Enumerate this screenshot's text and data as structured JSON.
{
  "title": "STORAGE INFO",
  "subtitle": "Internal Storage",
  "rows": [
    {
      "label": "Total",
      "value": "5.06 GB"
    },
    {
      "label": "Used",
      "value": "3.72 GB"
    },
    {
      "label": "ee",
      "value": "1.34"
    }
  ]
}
..........
Stated problem: All of the records must be repeated exactly.

Output for this task:
Enumerate this screenshot's text and data as structured JSON.
{
  "title": "STORAGE INFO",
  "subtitle": "Internal Storage",
  "rows": [
    {
      "label": "Total",
      "value": "5.06 GB"
    },
    {
      "label": "Used",
      "value": "3.72 GB"
    },
    {
      "label": "ee",
      "value": "1.34"
    }
  ]
}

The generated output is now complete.